Stored entries
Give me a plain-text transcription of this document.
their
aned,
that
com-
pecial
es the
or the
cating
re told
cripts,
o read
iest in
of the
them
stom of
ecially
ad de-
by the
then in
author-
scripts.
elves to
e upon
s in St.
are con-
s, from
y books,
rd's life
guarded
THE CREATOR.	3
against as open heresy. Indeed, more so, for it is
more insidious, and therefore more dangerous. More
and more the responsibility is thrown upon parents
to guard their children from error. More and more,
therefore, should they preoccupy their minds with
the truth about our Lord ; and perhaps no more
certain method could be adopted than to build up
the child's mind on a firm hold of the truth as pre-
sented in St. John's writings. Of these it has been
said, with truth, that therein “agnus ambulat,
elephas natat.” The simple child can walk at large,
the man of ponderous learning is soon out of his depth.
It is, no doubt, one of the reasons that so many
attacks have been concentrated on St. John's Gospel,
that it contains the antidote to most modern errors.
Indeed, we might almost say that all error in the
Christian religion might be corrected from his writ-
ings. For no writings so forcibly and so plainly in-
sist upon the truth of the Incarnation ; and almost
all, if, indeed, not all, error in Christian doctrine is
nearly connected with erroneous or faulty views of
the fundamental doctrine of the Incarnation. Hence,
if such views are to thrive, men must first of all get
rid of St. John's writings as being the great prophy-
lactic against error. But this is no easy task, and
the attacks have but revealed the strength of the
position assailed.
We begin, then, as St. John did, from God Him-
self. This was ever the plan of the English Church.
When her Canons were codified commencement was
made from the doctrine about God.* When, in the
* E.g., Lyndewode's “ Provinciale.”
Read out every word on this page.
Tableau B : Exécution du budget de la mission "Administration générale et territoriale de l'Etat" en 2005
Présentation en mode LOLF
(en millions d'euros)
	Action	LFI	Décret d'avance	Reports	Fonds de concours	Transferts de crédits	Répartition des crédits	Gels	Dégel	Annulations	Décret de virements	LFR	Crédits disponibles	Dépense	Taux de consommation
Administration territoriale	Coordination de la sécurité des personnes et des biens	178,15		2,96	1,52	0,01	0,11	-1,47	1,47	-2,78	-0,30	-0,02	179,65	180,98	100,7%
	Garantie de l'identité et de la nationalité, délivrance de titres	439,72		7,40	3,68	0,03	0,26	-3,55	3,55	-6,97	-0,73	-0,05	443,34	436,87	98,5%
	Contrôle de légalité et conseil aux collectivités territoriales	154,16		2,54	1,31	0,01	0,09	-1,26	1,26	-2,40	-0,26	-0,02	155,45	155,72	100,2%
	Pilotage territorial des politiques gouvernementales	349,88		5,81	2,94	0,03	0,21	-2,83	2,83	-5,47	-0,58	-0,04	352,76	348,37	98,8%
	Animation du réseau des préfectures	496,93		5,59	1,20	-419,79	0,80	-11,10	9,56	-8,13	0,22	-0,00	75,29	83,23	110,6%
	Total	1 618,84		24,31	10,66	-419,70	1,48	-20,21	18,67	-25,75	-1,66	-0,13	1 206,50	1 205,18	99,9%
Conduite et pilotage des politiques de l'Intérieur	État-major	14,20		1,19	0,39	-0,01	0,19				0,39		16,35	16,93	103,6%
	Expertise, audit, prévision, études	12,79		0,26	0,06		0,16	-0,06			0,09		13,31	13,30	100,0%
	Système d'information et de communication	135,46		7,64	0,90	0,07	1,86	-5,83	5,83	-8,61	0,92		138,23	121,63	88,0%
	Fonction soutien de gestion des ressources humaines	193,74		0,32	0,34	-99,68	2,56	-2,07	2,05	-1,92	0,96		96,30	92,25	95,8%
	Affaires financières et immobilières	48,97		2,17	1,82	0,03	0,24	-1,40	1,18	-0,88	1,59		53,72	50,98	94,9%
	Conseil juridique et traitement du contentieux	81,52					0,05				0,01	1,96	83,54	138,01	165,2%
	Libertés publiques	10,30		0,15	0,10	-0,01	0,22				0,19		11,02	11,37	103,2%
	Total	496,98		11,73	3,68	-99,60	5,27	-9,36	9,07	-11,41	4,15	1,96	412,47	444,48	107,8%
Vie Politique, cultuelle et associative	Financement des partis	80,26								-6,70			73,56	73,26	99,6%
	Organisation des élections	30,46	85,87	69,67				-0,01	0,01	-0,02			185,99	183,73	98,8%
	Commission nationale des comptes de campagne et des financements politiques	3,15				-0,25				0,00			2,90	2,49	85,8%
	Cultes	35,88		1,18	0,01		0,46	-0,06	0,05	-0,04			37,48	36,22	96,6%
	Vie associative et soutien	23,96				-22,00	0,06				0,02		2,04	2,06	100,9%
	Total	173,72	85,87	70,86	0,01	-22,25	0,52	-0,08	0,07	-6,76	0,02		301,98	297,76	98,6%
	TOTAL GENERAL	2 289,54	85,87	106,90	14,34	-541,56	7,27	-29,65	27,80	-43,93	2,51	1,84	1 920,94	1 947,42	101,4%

▸ INSTRUCTIONS FOR THE TASK:
Give the listing again, word for word.

▸ REPLY:
Give me a plain-text transcription of this document.
their
aned,
that
com-
pecial
es the
or the
cating
re told
cripts,
o read
iest in
of the
them
stom of
ecially
ad de-
by the
then in
author-
scripts.
elves to
e upon
s in St.
are con-
s, from
y books,
rd's life
guarded
THE CREATOR.	3
against as open heresy. Indeed, more so, for it is
more insidious, and therefore more dangerous. More
and more the responsibility is thrown upon parents
to guard their children from error. More and more,
therefore, should they preoccupy their minds with
the truth about our Lord ; and perhaps no more
certain method could be adopted than to build up
the child's mind on a firm hold of the truth as pre-
sented in St. John's writings. Of these it has been
said, with truth, that therein “agnus ambulat,
elephas natat.” The simple child can walk at large,
the man of ponderous learning is soon out of his depth.
It is, no doubt, one of the reasons that so many
attacks have been concentrated on St. John's Gospel,
that it contains the antidote to most modern errors.
Indeed, we might almost say that all error in the
Christian religion might be corrected from his writ-
ings. For no writings so forcibly and so plainly in-
sist upon the truth of the Incarnation ; and almost
all, if, indeed, not all, error in Christian doctrine is
nearly connected with erroneous or faulty views of
the fundamental doctrine of the Incarnation. Hence,
if such views are to thrive, men must first of all get
rid of St. John's writings as being the great prophy-
lactic against error. But this is no easy task, and
the attacks have but revealed the strength of the
position assailed.
We begin, then, as St. John did, from God Him-
self. This was ever the plan of the English Church.
When her Canons were codified commencement was
made from the doctrine about God.* When, in the
* E.g., Lyndewode's “ Provinciale.”
Read out every word on this page.
Tableau B : Exécution du budget de la mission "Administration générale et territoriale de l'Etat" en 2005
Présentation en mode LOLF
(en millions d'euros)
	Action	LFI	Décret d'avance	Reports	Fonds de concours	Transferts de crédits	Répartition des crédits	Gels	Dégel	Annulations	Décret de virements	LFR	Crédits disponibles	Dépense	Taux de consommation
Administration territoriale	Coordination de la sécurité des personnes et des biens	178,15		2,96	1,52	0,01	0,11	-1,47	1,47	-2,78	-0,30	-0,02	179,65	180,98	100,7%
	Garantie de l'identité et de la nationalité, délivrance de titres	439,72		7,40	3,68	0,03	0,26	-3,55	3,55	-6,97	-0,73	-0,05	443,34	436,87	98,5%
	Contrôle de légalité et conseil aux collectivités territoriales	154,16		2,54	1,31	0,01	0,09	-1,26	1,26	-2,40	-0,26	-0,02	155,45	155,72	100,2%
	Pilotage territorial des politiques gouvernementales	349,88		5,81	2,94	0,03	0,21	-2,83	2,83	-5,47	-0,58	-0,04	352,76	348,37	98,8%
	Animation du réseau des préfectures	496,93		5,59	1,20	-419,79	0,80	-11,10	9,56	-8,13	0,22	-0,00	75,29	83,23	110,6%
	Total	1 618,84		24,31	10,66	-419,70	1,48	-20,21	18,67	-25,75	-1,66	-0,13	1 206,50	1 205,18	99,9%
Conduite et pilotage des politiques de l'Intérieur	État-major	14,20		1,19	0,39	-0,01	0,19				0,39		16,35	16,93	103,6%
	Expertise, audit, prévision, études	12,79		0,26	0,06		0,16	-0,06			0,09		13,31	13,30	100,0%
	Système d'information et de communication	135,46		7,64	0,90	0,07	1,86	-5,83	5,83	-8,61	0,92		138,23	121,63	88,0%
	Fonction soutien de gestion des ressources humaines	193,74		0,32	0,34	-99,68	2,56	-2,07	2,05	-1,92	0,96		96,30	92,25	95,8%
	Affaires financières et immobilières	48,97		2,17	1,82	0,03	0,24	-1,40	1,18	-0,88	1,59		53,72	50,98	94,9%
	Conseil juridique et traitement du contentieux	81,52					0,05				0,01	1,96	83,54	138,01	165,2%
	Libertés publiques	10,30		0,15	0,10	-0,01	0,22				0,19		11,02	11,37	103,2%
	Total	496,98		11,73	3,68	-99,60	5,27	-9,36	9,07	-11,41	4,15	1,96	412,47	444,48	107,8%
Vie Politique, cultuelle et associative	Financement des partis	80,26								-6,70			73,56	73,26	99,6%
	Organisation des élections	30,46	85,87	69,67				-0,01	0,01	-0,02			185,99	183,73	98,8%
	Commission nationale des comptes de campagne et des financements politiques	3,15				-0,25				0,00			2,90	2,49	85,8%
	Cultes	35,88		1,18	0,01		0,46	-0,06	0,05	-0,04			37,48	36,22	96,6%
	Vie associative et soutien	23,96				-22,00	0,06				0,02		2,04	2,06	100,9%
	Total	173,72	85,87	70,86	0,01	-22,25	0,52	-0,08	0,07	-6,76	0,02		301,98	297,76	98,6%
	TOTAL GENERAL	2 289,54	85,87	106,90	14,34	-541,56	7,27	-29,65	27,80	-43,93	2,51	1,84	1 920,94	1 947,42	101,4%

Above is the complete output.